Work to complete:
A line counts if it contains the word "WINSFORD" at least once. State how many such lines the records contain, giving the number alone.

<<<<

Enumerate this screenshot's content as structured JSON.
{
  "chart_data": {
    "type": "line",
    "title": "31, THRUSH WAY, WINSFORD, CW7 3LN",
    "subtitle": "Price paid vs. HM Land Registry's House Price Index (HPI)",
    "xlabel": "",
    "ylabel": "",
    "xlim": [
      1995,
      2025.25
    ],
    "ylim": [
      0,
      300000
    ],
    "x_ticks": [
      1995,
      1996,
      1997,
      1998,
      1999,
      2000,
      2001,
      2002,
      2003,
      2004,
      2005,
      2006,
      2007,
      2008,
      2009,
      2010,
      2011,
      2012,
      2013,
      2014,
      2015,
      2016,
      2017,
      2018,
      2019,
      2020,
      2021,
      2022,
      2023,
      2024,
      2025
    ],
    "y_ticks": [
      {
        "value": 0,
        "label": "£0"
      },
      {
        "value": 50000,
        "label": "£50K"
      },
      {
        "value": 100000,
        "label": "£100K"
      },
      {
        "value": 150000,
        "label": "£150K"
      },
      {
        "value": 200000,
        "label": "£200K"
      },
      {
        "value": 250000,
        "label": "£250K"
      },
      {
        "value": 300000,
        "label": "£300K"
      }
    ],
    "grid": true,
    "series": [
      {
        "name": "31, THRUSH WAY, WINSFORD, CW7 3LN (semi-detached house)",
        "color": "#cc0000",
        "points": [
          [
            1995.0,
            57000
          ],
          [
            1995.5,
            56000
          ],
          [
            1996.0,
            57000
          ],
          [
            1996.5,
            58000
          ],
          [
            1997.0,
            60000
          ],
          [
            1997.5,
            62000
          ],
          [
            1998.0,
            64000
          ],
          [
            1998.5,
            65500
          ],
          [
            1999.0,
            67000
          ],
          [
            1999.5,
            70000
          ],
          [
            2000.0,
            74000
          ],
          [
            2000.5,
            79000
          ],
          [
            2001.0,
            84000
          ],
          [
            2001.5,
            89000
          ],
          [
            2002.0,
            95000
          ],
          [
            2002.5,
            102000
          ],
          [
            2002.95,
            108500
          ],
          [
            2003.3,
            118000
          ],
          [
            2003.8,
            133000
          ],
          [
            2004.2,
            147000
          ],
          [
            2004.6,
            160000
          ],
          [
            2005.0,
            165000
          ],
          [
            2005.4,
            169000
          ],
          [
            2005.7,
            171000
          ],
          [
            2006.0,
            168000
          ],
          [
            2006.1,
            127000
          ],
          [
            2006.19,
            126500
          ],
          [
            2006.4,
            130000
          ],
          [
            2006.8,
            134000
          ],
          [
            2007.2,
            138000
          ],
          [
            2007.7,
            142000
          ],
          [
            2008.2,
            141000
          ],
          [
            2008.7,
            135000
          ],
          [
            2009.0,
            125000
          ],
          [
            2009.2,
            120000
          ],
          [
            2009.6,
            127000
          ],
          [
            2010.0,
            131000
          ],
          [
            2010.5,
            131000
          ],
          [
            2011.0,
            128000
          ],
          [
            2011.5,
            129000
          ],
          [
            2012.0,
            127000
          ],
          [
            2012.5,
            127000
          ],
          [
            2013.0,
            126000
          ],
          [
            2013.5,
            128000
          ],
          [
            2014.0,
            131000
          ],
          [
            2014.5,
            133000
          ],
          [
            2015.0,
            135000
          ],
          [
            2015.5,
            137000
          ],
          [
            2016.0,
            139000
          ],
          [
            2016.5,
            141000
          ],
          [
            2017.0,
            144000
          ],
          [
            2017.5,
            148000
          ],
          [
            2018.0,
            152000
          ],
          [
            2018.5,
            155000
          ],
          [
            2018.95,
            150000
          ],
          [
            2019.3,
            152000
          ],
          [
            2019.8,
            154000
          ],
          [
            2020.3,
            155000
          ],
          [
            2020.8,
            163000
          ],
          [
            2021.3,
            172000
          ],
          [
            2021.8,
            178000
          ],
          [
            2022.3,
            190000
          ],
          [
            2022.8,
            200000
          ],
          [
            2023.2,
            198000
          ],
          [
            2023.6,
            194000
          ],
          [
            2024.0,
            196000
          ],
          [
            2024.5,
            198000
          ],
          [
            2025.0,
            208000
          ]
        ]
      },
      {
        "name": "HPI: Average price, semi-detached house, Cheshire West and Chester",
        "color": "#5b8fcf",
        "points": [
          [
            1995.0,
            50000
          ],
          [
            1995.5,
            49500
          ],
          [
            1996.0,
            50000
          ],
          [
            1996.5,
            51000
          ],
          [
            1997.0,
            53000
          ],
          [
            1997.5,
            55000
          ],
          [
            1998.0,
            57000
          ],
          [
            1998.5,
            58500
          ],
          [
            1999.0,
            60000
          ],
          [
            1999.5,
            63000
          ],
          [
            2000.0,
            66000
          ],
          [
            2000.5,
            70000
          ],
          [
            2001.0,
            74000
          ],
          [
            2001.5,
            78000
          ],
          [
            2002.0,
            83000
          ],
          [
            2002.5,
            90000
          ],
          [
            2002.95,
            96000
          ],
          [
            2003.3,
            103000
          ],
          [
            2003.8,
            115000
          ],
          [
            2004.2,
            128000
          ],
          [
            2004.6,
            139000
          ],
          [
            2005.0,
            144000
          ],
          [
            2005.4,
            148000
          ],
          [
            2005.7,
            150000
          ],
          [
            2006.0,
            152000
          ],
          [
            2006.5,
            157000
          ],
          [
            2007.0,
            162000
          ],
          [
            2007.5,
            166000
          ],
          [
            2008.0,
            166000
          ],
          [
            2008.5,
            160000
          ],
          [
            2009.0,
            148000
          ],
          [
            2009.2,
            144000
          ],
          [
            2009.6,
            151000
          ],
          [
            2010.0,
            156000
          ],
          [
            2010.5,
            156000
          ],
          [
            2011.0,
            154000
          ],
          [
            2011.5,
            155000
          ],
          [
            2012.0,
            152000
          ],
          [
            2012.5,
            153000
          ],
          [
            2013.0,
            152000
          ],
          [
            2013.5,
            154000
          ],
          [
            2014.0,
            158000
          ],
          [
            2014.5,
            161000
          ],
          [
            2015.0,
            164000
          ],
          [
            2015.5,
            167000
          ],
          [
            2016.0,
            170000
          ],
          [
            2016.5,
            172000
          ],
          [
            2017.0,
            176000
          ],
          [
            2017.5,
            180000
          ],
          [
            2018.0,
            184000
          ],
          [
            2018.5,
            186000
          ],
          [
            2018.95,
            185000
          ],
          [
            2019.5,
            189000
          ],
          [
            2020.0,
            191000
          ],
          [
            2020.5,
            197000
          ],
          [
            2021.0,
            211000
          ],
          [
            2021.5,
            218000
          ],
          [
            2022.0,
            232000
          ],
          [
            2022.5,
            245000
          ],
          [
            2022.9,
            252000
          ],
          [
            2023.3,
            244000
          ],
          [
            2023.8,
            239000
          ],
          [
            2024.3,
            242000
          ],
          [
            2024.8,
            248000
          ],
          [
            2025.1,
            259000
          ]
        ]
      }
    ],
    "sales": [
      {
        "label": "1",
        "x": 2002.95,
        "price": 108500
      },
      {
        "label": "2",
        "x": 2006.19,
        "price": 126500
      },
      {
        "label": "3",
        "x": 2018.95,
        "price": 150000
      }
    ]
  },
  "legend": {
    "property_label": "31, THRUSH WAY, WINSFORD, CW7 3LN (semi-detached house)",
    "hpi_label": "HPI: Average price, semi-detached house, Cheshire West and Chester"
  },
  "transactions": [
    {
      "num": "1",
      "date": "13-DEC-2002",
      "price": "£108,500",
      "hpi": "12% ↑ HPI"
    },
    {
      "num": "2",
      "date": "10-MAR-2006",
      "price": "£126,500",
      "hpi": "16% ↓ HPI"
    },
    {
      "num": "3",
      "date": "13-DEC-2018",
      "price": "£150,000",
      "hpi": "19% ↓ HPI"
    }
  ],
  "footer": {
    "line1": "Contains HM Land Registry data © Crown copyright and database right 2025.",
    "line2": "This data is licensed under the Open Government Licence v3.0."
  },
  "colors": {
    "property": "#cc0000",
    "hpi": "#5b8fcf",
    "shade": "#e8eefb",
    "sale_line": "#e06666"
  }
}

>>>>

The completed task:
3